What the exercise asks:
Restate the full set of records exactly, word for word.

(Extracted records)
◇ ◇ ◇ ◇

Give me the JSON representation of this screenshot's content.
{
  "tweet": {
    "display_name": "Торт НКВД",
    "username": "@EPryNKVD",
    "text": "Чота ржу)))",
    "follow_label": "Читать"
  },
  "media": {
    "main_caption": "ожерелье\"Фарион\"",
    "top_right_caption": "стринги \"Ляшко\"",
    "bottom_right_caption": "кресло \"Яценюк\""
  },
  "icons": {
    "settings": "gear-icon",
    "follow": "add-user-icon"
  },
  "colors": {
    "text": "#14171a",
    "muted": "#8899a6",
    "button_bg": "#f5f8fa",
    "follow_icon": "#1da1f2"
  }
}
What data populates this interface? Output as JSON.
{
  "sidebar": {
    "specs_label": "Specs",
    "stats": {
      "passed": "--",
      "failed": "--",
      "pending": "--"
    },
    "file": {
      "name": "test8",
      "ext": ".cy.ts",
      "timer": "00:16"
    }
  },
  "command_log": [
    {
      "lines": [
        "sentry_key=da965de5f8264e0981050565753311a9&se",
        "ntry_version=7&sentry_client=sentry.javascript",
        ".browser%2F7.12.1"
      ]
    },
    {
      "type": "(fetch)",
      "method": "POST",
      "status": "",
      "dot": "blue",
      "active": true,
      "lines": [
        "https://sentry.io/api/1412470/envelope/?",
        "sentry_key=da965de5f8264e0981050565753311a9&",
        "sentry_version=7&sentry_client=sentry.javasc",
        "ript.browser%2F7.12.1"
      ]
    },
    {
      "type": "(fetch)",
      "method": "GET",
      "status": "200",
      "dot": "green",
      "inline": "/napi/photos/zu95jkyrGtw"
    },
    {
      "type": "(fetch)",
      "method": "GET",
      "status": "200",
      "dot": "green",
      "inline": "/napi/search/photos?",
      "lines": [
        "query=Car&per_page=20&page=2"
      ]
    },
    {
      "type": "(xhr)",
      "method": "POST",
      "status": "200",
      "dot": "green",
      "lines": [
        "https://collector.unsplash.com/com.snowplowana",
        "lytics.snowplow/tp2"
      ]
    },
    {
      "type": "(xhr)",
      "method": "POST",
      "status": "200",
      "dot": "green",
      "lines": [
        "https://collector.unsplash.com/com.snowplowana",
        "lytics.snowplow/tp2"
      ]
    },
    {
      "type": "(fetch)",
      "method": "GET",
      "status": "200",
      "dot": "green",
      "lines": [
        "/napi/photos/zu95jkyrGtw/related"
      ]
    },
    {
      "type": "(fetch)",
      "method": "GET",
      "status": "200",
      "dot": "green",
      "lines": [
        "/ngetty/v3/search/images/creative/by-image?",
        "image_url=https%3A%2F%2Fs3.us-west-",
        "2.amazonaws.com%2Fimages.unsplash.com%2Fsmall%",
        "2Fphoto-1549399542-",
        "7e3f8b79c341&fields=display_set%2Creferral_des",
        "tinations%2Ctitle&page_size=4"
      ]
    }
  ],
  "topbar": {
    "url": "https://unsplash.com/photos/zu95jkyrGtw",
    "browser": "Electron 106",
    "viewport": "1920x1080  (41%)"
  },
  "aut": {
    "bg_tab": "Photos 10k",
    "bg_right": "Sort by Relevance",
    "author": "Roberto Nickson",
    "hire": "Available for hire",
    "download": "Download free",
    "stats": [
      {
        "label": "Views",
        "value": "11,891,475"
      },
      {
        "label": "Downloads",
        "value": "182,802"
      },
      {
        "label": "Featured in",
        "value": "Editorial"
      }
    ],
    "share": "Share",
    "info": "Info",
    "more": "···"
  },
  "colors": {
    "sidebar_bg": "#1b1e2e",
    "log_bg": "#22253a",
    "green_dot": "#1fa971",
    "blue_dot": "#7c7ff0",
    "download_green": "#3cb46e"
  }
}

◇ ◇ ◇ ◇

Full answer:
Give me the JSON representation of this screenshot's content.
{
  "tweet": {
    "display_name": "Торт НКВД",
    "username": "@EPryNKVD",
    "text": "Чота ржу)))",
    "follow_label": "Читать"
  },
  "media": {
    "main_caption": "ожерелье\"Фарион\"",
    "top_right_caption": "стринги \"Ляшко\"",
    "bottom_right_caption": "кресло \"Яценюк\""
  },
  "icons": {
    "settings": "gear-icon",
    "follow": "add-user-icon"
  },
  "colors": {
    "text": "#14171a",
    "muted": "#8899a6",
    "button_bg": "#f5f8fa",
    "follow_icon": "#1da1f2"
  }
}
What data populates this interface? Output as JSON.
{
  "sidebar": {
    "specs_label": "Specs",
    "stats": {
      "passed": "--",
      "failed": "--",
      "pending": "--"
    },
    "file": {
      "name": "test8",
      "ext": ".cy.ts",
      "timer": "00:16"
    }
  },
  "command_log": [
    {
      "lines": [
        "sentry_key=da965de5f8264e0981050565753311a9&se",
        "ntry_version=7&sentry_client=sentry.javascript",
        ".browser%2F7.12.1"
      ]
    },
    {
      "type": "(fetch)",
      "method": "POST",
      "status": "",
      "dot": "blue",
      "active": true,
      "lines": [
        "https://sentry.io/api/1412470/envelope/?",
        "sentry_key=da965de5f8264e0981050565753311a9&",
        "sentry_version=7&sentry_client=sentry.javasc",
        "ript.browser%2F7.12.1"
      ]
    },
    {
      "type": "(fetch)",
      "method": "GET",
      "status": "200",
      "dot": "green",
      "inline": "/napi/photos/zu95jkyrGtw"
    },
    {
      "type": "(fetch)",
      "method": "GET",
      "status": "200",
      "dot": "green",
      "inline": "/napi/search/photos?",
      "lines": [
        "query=Car&per_page=20&page=2"
      ]
    },
    {
      "type": "(xhr)",
      "method": "POST",
      "status": "200",
      "dot": "green",
      "lines": [
        "https://collector.unsplash.com/com.snowplowana",
        "lytics.snowplow/tp2"
      ]
    },
    {
      "type": "(xhr)",
      "method": "POST",
      "status": "200",
      "dot": "green",
      "lines": [
        "https://collector.unsplash.com/com.snowplowana",
        "lytics.snowplow/tp2"
      ]
    },
    {
      "type": "(fetch)",
      "method": "GET",
      "status": "200",
      "dot": "green",
      "lines": [
        "/napi/photos/zu95jkyrGtw/related"
      ]
    },
    {
      "type": "(fetch)",
      "method": "GET",
      "status": "200",
      "dot": "green",
      "lines": [
        "/ngetty/v3/search/images/creative/by-image?",
        "image_url=https%3A%2F%2Fs3.us-west-",
        "2.amazonaws.com%2Fimages.unsplash.com%2Fsmall%",
        "2Fphoto-1549399542-",
        "7e3f8b79c341&fields=display_set%2Creferral_des",
        "tinations%2Ctitle&page_size=4"
      ]
    }
  ],
  "topbar": {
    "url": "https://unsplash.com/photos/zu95jkyrGtw",
    "browser": "Electron 106",
    "viewport": "1920x1080  (41%)"
  },
  "aut": {
    "bg_tab": "Photos 10k",
    "bg_right": "Sort by Relevance",
    "author": "Roberto Nickson",
    "hire": "Available for hire",
    "download": "Download free",
    "stats": [
      {
        "label": "Views",
        "value": "11,891,475"
      },
      {
        "label": "Downloads",
        "value": "182,802"
      },
      {
        "label": "Featured in",
        "value": "Editorial"
      }
    ],
    "share": "Share",
    "info": "Info",
    "more": "···"
  },
  "colors": {
    "sidebar_bg": "#1b1e2e",
    "log_bg": "#22253a",
    "green_dot": "#1fa971",
    "blue_dot": "#7c7ff0",
    "download_green": "#3cb46e"
  }
}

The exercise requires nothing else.